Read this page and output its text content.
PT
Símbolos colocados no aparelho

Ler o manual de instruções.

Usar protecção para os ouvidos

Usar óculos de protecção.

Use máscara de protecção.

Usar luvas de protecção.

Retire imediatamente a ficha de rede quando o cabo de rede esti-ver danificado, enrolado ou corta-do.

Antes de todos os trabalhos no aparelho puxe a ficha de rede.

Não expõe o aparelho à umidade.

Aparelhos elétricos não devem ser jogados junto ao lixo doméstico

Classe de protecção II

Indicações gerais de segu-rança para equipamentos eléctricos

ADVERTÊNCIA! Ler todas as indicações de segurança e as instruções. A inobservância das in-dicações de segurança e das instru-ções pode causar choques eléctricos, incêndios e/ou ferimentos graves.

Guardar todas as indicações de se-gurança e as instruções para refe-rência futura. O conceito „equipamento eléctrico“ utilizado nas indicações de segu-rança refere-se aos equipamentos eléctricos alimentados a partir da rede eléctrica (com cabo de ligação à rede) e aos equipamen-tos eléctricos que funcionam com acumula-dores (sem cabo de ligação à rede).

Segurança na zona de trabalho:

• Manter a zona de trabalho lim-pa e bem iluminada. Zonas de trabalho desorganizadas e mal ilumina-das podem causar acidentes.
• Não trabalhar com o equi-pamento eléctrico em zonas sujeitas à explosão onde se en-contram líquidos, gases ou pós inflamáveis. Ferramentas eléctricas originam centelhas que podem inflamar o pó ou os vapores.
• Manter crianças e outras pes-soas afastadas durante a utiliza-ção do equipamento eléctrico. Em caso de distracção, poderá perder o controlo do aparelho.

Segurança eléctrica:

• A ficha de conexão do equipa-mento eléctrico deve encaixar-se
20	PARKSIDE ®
┄┄┄┄┄┄
WRITTEN PROBLEM
Write out the whole listing again. Match it word for word.

THE SOLUTION
Read this page and output its text content.
PT
Símbolos colocados no aparelho

Ler o manual de instruções.

Usar protecção para os ouvidos

Usar óculos de protecção.

Use máscara de protecção.

Usar luvas de protecção.

Retire imediatamente a ficha de rede quando o cabo de rede esti-ver danificado, enrolado ou corta-do.

Antes de todos os trabalhos no aparelho puxe a ficha de rede.

Não expõe o aparelho à umidade.

Aparelhos elétricos não devem ser jogados junto ao lixo doméstico

Classe de protecção II

Indicações gerais de segu-rança para equipamentos eléctricos

ADVERTÊNCIA! Ler todas as indicações de segurança e as instruções. A inobservância das in-dicações de segurança e das instru-ções pode causar choques eléctricos, incêndios e/ou ferimentos graves.

Guardar todas as indicações de se-gurança e as instruções para refe-rência futura. O conceito „equipamento eléctrico“ utilizado nas indicações de segu-rança refere-se aos equipamentos eléctricos alimentados a partir da rede eléctrica (com cabo de ligação à rede) e aos equipamen-tos eléctricos que funcionam com acumula-dores (sem cabo de ligação à rede).

Segurança na zona de trabalho:

• Manter a zona de trabalho lim-pa e bem iluminada. Zonas de trabalho desorganizadas e mal ilumina-das podem causar acidentes.
• Não trabalhar com o equi-pamento eléctrico em zonas sujeitas à explosão onde se en-contram líquidos, gases ou pós inflamáveis. Ferramentas eléctricas originam centelhas que podem inflamar o pó ou os vapores.
• Manter crianças e outras pes-soas afastadas durante a utiliza-ção do equipamento eléctrico. Em caso de distracção, poderá perder o controlo do aparelho.

Segurança eléctrica:

• A ficha de conexão do equipa-mento eléctrico deve encaixar-se
20	PARKSIDE ®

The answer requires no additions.